Highlights:

  • ASU is researching on blockchain technology to offer enhanced education to learners.
  • ASU has a goal of supporting approximately 100,000 online learners by 2025, said Donna Kidwell, CTO at EdPlus at Arizona State University.

Virtual learning was gaining attraction from several universities and schools even earlier than the COVID-19 pandemic. Universities and schools such as the University of North Carolina (UNC) at Chapel Hill, USC, George Washington University, Harvard, and Rutgers have taken their few or all Fall 2020 semester virtually in response to the coronavirus pandemic. Responsibilities that were once led head-on must now be completed remotely. Blockchain technology helps to ease the process with extra transparency and safety. Thus, playing a key role in higher education, both in terms of student administration and classroom.

“At Salesforce’s Dreamforce 2019 conference, I had a chance to speak with Donna Kidwell, CTO at EdPlus at Arizona State University, about the institution’s plans for blockchain,” said Bill Detwiler, Editor in Chief of TechRepublic and the host of Cracking Open, CNET and TechRepublic’s popular online show.

Kidwell commented that ASU has a goal of supporting approximately 100,000 online learners by 2025. ASU is already supporting about 55,000 students.

▶ [DATASET EXTRACT]:
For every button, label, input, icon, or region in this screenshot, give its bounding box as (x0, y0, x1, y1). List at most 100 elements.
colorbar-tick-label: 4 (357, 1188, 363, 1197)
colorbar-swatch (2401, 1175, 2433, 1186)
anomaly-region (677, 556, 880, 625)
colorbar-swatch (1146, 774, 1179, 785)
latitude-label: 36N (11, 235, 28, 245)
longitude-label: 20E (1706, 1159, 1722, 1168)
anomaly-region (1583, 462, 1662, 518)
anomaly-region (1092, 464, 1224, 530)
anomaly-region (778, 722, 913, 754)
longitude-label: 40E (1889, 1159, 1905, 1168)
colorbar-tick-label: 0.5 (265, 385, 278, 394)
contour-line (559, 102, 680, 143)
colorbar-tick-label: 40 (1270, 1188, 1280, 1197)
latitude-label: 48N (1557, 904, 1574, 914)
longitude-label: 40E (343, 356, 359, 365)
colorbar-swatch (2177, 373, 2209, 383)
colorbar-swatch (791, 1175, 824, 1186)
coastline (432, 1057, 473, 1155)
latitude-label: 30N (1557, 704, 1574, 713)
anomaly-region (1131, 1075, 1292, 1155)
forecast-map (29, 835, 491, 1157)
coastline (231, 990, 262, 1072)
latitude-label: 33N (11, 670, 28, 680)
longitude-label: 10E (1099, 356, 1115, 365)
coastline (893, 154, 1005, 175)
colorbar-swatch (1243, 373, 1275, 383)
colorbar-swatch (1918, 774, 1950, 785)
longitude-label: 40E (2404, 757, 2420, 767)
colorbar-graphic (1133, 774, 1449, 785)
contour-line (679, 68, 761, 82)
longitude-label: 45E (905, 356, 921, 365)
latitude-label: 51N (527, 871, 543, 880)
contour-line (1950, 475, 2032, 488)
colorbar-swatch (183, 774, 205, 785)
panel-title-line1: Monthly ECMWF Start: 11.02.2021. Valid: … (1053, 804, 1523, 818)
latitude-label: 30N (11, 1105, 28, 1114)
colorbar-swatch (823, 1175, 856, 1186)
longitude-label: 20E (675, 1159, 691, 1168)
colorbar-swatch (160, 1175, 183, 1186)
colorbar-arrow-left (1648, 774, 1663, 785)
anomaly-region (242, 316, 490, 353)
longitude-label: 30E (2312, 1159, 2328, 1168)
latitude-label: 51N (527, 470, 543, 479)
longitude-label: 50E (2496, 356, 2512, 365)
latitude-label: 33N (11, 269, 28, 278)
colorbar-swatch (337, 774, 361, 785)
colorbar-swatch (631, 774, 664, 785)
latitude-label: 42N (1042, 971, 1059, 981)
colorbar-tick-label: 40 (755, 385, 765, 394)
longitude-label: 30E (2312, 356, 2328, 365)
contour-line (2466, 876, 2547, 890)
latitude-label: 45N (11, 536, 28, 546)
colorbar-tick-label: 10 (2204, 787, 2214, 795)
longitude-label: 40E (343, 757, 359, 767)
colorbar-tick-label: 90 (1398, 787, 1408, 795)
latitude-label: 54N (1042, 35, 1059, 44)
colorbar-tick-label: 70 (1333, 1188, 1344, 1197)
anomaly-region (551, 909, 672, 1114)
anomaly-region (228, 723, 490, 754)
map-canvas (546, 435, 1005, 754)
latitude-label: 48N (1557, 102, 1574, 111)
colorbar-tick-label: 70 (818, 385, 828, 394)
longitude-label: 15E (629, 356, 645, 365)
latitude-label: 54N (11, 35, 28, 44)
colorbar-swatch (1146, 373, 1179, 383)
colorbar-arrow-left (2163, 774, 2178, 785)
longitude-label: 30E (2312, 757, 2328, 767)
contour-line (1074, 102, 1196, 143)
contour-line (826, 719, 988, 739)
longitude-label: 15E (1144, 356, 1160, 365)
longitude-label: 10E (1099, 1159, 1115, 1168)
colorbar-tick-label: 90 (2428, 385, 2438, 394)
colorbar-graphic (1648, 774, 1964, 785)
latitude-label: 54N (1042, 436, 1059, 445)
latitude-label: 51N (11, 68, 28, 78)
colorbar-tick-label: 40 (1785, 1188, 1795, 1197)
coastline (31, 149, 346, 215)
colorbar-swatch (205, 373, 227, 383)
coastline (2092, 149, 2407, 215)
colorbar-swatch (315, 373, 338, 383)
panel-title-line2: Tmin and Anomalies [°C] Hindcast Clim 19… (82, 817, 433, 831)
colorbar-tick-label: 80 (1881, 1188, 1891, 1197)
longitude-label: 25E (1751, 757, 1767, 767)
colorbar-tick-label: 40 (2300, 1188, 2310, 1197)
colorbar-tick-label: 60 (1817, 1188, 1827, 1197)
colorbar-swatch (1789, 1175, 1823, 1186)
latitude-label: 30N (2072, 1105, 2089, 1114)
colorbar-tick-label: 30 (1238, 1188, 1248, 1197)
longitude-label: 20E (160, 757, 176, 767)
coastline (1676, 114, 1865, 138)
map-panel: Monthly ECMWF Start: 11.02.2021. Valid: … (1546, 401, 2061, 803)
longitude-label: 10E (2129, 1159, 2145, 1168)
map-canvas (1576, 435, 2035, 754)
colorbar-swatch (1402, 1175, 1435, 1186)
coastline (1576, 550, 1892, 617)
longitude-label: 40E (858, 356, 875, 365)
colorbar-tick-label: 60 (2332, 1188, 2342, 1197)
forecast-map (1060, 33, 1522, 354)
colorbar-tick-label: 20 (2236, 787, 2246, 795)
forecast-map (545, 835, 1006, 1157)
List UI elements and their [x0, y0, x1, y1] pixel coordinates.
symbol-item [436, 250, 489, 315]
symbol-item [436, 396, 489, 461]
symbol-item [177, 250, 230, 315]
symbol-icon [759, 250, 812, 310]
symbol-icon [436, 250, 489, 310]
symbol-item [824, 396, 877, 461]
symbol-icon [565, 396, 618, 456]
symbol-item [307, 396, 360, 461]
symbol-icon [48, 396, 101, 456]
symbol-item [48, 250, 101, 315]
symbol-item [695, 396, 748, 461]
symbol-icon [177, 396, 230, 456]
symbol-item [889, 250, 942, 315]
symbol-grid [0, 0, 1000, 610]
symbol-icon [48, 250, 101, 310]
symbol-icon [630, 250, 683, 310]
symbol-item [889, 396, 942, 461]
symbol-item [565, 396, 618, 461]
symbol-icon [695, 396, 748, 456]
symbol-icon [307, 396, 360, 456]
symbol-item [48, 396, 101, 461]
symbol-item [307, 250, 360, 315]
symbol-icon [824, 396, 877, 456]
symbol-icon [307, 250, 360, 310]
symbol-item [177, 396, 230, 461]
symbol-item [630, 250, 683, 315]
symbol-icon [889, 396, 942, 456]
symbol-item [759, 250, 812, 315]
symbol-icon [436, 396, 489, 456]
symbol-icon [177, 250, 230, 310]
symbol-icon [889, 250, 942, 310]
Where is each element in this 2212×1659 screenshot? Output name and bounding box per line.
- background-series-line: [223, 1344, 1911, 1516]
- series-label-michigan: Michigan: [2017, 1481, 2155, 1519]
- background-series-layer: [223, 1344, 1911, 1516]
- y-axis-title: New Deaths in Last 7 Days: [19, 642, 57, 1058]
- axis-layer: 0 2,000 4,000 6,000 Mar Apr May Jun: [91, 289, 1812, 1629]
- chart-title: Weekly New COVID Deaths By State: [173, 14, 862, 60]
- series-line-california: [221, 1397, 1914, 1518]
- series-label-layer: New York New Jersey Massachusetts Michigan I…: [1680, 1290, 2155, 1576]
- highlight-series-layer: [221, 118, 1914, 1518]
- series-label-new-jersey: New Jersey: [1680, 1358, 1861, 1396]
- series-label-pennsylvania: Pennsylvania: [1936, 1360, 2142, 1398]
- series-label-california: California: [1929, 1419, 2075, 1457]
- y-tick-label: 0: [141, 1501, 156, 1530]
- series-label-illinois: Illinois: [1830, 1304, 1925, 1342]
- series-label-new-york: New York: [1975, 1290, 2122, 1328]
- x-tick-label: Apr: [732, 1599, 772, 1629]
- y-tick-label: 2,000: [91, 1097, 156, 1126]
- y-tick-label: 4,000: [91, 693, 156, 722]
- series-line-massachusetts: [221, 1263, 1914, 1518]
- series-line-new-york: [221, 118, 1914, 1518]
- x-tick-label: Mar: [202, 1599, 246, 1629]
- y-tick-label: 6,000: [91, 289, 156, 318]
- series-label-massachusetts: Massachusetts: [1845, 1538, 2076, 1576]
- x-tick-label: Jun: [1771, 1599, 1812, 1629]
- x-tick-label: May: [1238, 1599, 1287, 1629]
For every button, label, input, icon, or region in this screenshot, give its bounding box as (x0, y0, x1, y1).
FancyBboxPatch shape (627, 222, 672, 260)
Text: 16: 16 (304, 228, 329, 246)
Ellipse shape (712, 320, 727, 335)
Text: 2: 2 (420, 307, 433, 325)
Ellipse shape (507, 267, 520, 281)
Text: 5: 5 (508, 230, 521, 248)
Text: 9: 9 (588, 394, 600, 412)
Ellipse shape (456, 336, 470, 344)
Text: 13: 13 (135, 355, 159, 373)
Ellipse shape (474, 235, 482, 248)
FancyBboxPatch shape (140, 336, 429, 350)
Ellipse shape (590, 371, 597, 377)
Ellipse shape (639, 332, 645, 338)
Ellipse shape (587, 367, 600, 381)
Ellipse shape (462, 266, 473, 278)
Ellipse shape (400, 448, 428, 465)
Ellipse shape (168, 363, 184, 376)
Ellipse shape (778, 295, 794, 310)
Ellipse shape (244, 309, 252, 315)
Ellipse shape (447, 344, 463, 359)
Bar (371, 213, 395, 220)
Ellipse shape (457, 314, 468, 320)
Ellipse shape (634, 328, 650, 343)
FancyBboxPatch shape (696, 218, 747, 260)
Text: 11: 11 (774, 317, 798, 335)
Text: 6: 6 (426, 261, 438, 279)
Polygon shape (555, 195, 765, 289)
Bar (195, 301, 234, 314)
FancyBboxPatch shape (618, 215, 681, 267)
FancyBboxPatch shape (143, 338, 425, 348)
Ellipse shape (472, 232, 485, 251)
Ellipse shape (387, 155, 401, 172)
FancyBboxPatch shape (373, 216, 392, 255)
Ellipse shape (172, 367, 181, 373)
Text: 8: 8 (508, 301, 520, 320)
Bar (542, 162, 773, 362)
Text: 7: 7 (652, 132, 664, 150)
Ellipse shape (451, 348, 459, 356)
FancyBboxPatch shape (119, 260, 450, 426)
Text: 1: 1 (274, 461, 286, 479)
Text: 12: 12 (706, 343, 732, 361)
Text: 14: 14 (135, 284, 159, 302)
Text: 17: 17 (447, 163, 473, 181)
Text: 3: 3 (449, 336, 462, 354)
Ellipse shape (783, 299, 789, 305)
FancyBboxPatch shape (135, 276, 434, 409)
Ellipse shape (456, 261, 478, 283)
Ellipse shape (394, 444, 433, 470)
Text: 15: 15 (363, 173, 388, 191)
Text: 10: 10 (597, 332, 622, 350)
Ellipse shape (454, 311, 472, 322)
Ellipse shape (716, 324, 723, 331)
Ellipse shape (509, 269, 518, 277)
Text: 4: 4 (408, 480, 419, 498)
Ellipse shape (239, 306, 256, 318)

▶ [USING THE INFORMATION]:
a – Reproduce the part of the ASU blockchain article starting with "Virtual learning was" and going on through "administration and classroom.".
b – According to the ASU blockchain article, how many students is ASU already supporting?
c – Resume the ASU blockchain article, picking up after its final sentence.

▶ [OUTPUTS FOR THE TASKS]:
a –
Virtual learning was gaining attraction from several universities and schools even earlier than the COVID-19 pandemic. Universities and schools such as the University of North Carolina (UNC) at Chapel Hill, USC, George Washington University, Harvard, and Rutgers have taken their few or all Fall 2020 semester virtually in response to the coronavirus pandemic. Responsibilities that were once led head-on must now be completed remotely. Blockchain technology helps to ease the process with extra transparency and safety. Thus, playing a key role in higher education, both in terms of student administration and classroom.

b – About 55,000 students.

c –
“Blockchain will play a key role in helping them meet that goal by allowing ASU to better track and certify each student’s “learning accomplishments,” Kidwell explained. “Having a trusted, portable record of someone’s educational achievements is particularly important today, as most students don’t follow a traditional four-year college degree path.”

A combination of identity management technology with blockchain and a public ledger will assist institutes such as ASU in developing transparent trust into each learner’s transcript.

About ASU

ASU is a top-ranked research university in the greater Phoenix metropolitan area. As per the report by professional recruiters and rankings services, ASU’s nationally ranked courses motivate the best-certified graduates and have positioned the university as a “top-tier” hiring institution by more than 50 of the nation’s leading corporations.